=== Work instructions ===
Go through the lines below. Copy those with "JSON".

=== Data for this task ===

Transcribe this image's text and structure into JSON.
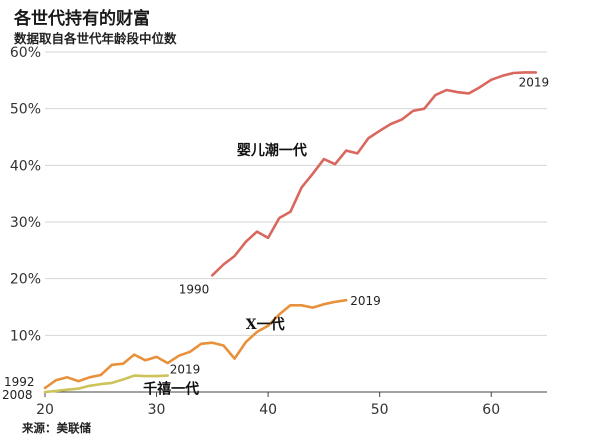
{
  "header": {
    "title": "各世代持有的财富",
    "subtitle": "数据取自各世代年龄段中位数"
  },
  "footer": {
    "source": "来源：美联储"
  },
  "chart_data": {
    "type": "line",
    "xlim": [
      20,
      65
    ],
    "ylim": [
      0,
      60
    ],
    "x_ticks": [
      20,
      30,
      40,
      50,
      60
    ],
    "y_ticks": [
      10,
      20,
      30,
      40,
      50,
      60
    ],
    "y_tick_labels": [
      "10%",
      "20%",
      "30%",
      "40%",
      "50%",
      "60%"
    ],
    "grid": "horizontal",
    "series": [
      {
        "name": "婴儿潮一代",
        "color": "#d9675e",
        "start_label": "1990",
        "end_label": "2019",
        "x": [
          35,
          36,
          37,
          38,
          39,
          40,
          41,
          42,
          43,
          44,
          45,
          46,
          47,
          48,
          49,
          50,
          51,
          52,
          53,
          54,
          55,
          56,
          57,
          58,
          59,
          60,
          61,
          62,
          63,
          64
        ],
        "y": [
          20.6,
          22.5,
          24.0,
          26.5,
          28.3,
          27.2,
          30.7,
          31.8,
          36.1,
          38.5,
          41.1,
          40.2,
          42.6,
          42.1,
          44.8,
          46.1,
          47.3,
          48.1,
          49.6,
          50.0,
          52.4,
          53.3,
          52.9,
          52.7,
          53.8,
          55.1,
          55.8,
          56.3,
          56.4,
          56.4
        ]
      },
      {
        "name": "X一代",
        "color": "#e8913a",
        "start_label": "1992",
        "end_label": "2019",
        "x": [
          20,
          21,
          22,
          23,
          24,
          25,
          26,
          27,
          28,
          29,
          30,
          31,
          32,
          33,
          34,
          35,
          36,
          37,
          38,
          39,
          40,
          41,
          42,
          43,
          44,
          45,
          46,
          47
        ],
        "y": [
          0.7,
          2.1,
          2.6,
          1.9,
          2.6,
          3.0,
          4.8,
          5.0,
          6.6,
          5.6,
          6.2,
          5.1,
          6.4,
          7.1,
          8.5,
          8.7,
          8.2,
          5.9,
          8.8,
          10.6,
          11.7,
          13.7,
          15.3,
          15.3,
          14.9,
          15.5,
          15.9,
          16.2
        ]
      },
      {
        "name": "千禧一代",
        "color": "#ccc35a",
        "start_label": "2008",
        "end_label": "2019",
        "x": [
          20,
          21,
          22,
          23,
          24,
          25,
          26,
          27,
          28,
          29,
          30,
          31
        ],
        "y": [
          0.0,
          0.2,
          0.4,
          0.6,
          1.1,
          1.4,
          1.6,
          2.2,
          2.9,
          2.8,
          2.8,
          2.9
        ]
      }
    ]
  }
}
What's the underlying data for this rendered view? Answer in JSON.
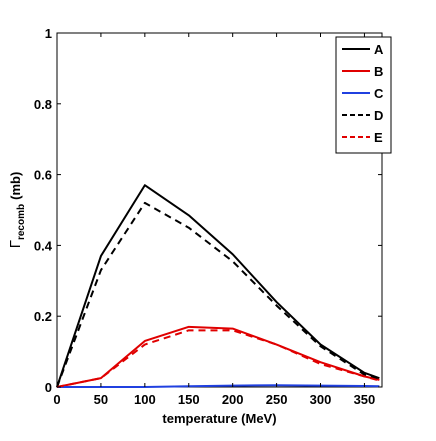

=== The completed task ===
Transcribe this image's text and structure into JSON.
What's the underlying data for this rendered view? Answer in JSON.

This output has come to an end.